____ Data

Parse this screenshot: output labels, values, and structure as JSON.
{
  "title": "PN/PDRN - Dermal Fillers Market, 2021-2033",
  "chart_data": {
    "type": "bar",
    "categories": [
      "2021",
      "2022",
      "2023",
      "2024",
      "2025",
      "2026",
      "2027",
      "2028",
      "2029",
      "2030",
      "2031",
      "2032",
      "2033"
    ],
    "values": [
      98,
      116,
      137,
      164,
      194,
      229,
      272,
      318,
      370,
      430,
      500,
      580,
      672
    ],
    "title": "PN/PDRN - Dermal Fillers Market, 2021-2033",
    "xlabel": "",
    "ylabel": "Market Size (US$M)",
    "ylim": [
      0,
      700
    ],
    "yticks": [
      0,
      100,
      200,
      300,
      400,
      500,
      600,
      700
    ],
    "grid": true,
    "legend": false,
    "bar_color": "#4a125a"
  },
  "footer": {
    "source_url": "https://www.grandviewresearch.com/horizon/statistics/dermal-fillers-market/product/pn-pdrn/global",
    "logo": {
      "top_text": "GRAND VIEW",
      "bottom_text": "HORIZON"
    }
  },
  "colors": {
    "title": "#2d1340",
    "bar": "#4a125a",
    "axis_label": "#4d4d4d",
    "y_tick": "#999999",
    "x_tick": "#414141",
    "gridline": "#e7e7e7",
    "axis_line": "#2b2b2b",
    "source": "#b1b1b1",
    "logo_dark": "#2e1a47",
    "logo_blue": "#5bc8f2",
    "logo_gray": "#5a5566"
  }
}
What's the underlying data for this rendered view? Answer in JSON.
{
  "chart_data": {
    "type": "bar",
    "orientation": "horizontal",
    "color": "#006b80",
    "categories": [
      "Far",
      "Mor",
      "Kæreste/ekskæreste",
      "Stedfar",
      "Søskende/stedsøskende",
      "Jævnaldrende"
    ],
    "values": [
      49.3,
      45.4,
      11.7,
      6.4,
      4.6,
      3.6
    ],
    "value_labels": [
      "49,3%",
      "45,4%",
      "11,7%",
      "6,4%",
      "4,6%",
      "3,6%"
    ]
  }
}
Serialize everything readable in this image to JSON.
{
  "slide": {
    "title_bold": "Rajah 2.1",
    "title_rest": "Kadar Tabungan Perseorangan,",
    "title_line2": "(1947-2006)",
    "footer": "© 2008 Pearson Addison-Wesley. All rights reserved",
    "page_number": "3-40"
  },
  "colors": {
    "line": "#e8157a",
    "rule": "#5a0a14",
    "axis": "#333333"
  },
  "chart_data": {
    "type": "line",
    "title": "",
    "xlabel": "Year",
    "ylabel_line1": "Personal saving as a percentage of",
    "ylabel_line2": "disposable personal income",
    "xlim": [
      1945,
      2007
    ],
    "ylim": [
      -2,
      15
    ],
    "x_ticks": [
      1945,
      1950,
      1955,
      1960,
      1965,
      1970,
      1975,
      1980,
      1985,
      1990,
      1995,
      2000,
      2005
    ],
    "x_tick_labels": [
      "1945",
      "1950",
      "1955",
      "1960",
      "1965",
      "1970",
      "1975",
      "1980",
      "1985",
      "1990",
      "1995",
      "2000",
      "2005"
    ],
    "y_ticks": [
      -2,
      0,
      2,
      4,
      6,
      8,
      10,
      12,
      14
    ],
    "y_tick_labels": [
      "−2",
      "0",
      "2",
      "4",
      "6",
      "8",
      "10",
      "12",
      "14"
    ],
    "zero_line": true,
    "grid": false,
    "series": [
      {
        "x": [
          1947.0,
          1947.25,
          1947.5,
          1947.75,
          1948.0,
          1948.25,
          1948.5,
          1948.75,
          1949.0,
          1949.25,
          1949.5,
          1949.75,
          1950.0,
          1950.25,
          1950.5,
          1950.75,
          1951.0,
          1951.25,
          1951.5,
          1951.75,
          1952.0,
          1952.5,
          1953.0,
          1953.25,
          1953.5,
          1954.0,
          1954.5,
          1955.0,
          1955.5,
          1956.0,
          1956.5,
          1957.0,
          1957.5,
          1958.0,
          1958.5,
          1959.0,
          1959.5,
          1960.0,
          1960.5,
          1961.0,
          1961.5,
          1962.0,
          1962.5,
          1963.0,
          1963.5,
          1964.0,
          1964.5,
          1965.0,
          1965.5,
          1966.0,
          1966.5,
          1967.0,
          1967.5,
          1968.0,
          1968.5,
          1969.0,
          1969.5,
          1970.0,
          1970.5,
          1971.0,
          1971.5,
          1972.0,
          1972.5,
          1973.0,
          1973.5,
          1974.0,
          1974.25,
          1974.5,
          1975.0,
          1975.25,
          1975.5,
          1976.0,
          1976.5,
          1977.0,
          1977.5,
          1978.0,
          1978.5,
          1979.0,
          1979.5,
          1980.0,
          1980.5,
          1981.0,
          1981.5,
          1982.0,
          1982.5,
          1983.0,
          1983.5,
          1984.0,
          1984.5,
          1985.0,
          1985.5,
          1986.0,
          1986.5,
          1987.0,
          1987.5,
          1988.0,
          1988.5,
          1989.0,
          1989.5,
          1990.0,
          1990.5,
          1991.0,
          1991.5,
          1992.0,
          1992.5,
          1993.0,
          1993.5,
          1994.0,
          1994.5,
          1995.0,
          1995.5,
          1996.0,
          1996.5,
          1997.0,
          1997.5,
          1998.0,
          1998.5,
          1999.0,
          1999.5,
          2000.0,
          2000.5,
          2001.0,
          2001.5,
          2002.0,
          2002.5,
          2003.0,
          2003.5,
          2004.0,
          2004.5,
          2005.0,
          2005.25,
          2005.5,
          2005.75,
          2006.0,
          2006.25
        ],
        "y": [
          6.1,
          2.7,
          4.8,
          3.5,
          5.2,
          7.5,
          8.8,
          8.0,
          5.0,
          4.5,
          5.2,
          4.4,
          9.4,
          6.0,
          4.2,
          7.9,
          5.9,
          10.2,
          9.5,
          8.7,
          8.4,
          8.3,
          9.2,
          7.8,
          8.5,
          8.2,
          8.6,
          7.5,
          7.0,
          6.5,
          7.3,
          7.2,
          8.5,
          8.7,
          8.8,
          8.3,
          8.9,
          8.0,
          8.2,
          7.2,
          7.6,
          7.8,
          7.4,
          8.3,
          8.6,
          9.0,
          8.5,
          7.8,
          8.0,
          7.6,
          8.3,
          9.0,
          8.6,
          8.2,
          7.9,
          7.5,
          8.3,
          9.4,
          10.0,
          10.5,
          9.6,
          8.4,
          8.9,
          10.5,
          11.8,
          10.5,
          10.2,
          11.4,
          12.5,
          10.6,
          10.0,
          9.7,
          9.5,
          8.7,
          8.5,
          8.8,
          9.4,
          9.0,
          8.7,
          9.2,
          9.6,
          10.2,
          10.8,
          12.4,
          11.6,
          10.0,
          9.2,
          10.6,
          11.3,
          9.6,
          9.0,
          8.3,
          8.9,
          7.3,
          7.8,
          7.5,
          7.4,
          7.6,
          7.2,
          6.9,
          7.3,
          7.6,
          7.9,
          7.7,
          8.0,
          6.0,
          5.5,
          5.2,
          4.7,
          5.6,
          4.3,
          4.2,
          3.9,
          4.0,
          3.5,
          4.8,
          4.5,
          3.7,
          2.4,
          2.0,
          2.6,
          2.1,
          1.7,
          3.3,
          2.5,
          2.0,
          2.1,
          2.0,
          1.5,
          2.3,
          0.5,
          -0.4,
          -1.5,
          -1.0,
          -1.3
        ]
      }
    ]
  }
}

________

- **Do this**: Count up the lines in the listing that hold the word "JSON", and give that number only.

- **The reply**: 3